- **TASK**: Set down all of the entries word for word, omitting the images they contain.

++++ DATA ENTRIES ++++

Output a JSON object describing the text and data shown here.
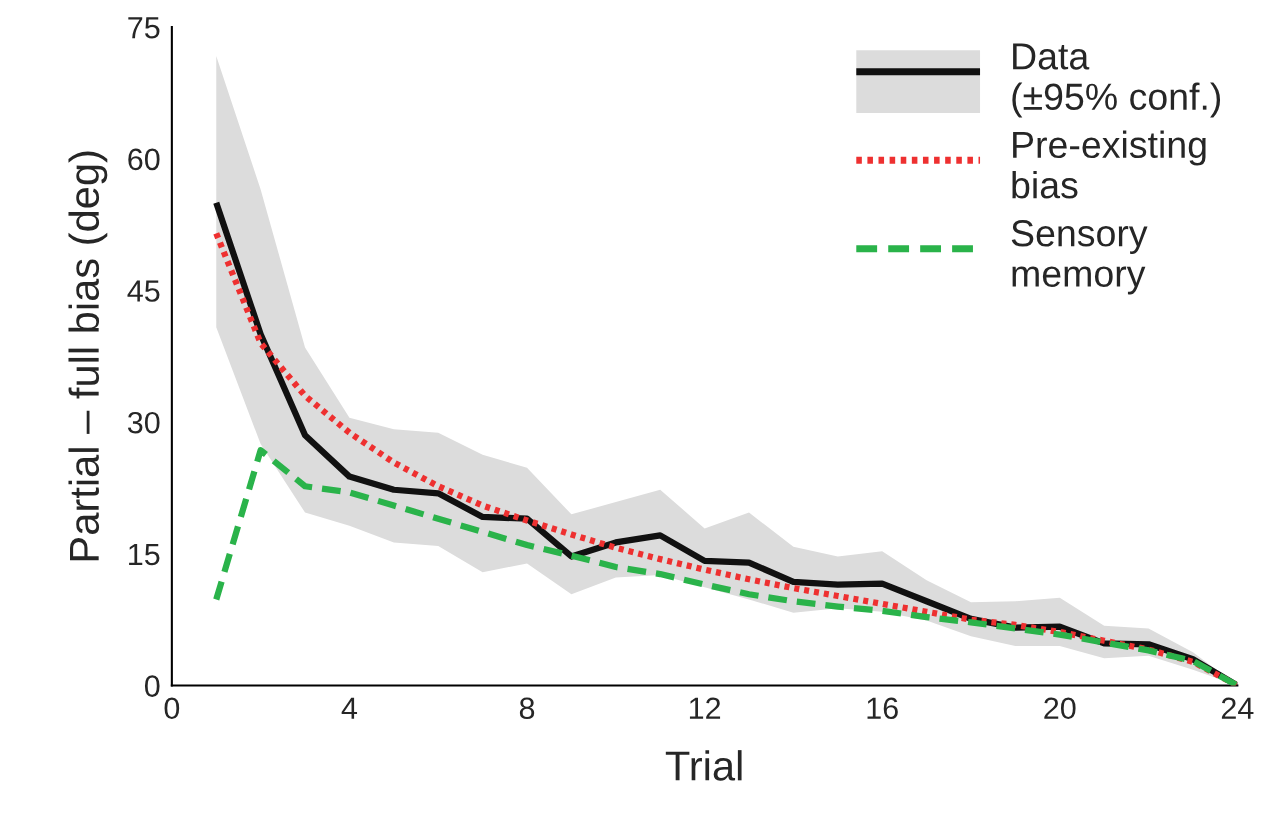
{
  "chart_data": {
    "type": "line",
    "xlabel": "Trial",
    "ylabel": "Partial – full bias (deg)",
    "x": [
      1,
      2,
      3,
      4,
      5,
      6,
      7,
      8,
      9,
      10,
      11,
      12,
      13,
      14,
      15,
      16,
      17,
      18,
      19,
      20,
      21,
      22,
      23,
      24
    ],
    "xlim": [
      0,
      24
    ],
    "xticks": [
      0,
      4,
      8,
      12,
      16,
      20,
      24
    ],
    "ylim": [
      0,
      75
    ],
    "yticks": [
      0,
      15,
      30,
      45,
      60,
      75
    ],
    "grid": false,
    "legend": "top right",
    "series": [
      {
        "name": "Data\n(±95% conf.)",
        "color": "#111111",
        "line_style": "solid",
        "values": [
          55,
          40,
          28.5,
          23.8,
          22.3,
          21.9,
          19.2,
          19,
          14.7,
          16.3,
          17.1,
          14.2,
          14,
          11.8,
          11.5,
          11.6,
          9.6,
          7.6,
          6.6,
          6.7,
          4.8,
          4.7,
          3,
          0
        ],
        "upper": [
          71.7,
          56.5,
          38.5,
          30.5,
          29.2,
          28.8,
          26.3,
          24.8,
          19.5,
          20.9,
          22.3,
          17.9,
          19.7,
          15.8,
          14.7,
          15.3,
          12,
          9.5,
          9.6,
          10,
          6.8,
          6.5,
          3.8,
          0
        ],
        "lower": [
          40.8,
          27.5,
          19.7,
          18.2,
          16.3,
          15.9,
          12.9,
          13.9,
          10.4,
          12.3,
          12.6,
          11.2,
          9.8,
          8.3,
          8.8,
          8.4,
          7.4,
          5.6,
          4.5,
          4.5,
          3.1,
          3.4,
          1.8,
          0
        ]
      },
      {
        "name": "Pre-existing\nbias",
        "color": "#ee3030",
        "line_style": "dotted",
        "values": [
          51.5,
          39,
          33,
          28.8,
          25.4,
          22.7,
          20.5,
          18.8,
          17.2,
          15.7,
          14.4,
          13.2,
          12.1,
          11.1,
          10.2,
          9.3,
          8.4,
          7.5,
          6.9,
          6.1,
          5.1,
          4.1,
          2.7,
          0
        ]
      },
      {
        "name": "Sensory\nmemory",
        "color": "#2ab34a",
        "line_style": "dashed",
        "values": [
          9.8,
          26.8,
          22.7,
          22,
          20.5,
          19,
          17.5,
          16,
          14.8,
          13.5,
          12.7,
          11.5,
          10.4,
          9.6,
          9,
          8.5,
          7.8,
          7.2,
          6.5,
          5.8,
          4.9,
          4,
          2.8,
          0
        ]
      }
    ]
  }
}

++++

- **TASK OUTPUT**:
Output a JSON object describing the text and data shown here.
{
  "chart_data": {
    "type": "line",
    "xlabel": "Trial",
    "ylabel": "Partial – full bias (deg)",
    "x": [
      1,
      2,
      3,
      4,
      5,
      6,
      7,
      8,
      9,
      10,
      11,
      12,
      13,
      14,
      15,
      16,
      17,
      18,
      19,
      20,
      21,
      22,
      23,
      24
    ],
    "xlim": [
      0,
      24
    ],
    "xticks": [
      0,
      4,
      8,
      12,
      16,
      20,
      24
    ],
    "ylim": [
      0,
      75
    ],
    "yticks": [
      0,
      15,
      30,
      45,
      60,
      75
    ],
    "grid": false,
    "legend": "top right",
    "series": [
      {
        "name": "Data\n(±95% conf.)",
        "color": "#111111",
        "line_style": "solid",
        "values": [
          55,
          40,
          28.5,
          23.8,
          22.3,
          21.9,
          19.2,
          19,
          14.7,
          16.3,
          17.1,
          14.2,
          14,
          11.8,
          11.5,
          11.6,
          9.6,
          7.6,
          6.6,
          6.7,
          4.8,
          4.7,
          3,
          0
        ],
        "upper": [
          71.7,
          56.5,
          38.5,
          30.5,
          29.2,
          28.8,
          26.3,
          24.8,
          19.5,
          20.9,
          22.3,
          17.9,
          19.7,
          15.8,
          14.7,
          15.3,
          12,
          9.5,
          9.6,
          10,
          6.8,
          6.5,
          3.8,
          0
        ],
        "lower": [
          40.8,
          27.5,
          19.7,
          18.2,
          16.3,
          15.9,
          12.9,
          13.9,
          10.4,
          12.3,
          12.6,
          11.2,
          9.8,
          8.3,
          8.8,
          8.4,
          7.4,
          5.6,
          4.5,
          4.5,
          3.1,
          3.4,
          1.8,
          0
        ]
      },
      {
        "name": "Pre-existing\nbias",
        "color": "#ee3030",
        "line_style": "dotted",
        "values": [
          51.5,
          39,
          33,
          28.8,
          25.4,
          22.7,
          20.5,
          18.8,
          17.2,
          15.7,
          14.4,
          13.2,
          12.1,
          11.1,
          10.2,
          9.3,
          8.4,
          7.5,
          6.9,
          6.1,
          5.1,
          4.1,
          2.7,
          0
        ]
      },
      {
        "name": "Sensory\nmemory",
        "color": "#2ab34a",
        "line_style": "dashed",
        "values": [
          9.8,
          26.8,
          22.7,
          22,
          20.5,
          19,
          17.5,
          16,
          14.8,
          13.5,
          12.7,
          11.5,
          10.4,
          9.6,
          9,
          8.5,
          7.8,
          7.2,
          6.5,
          5.8,
          4.9,
          4,
          2.8,
          0
        ]
      }
    ]
  }
}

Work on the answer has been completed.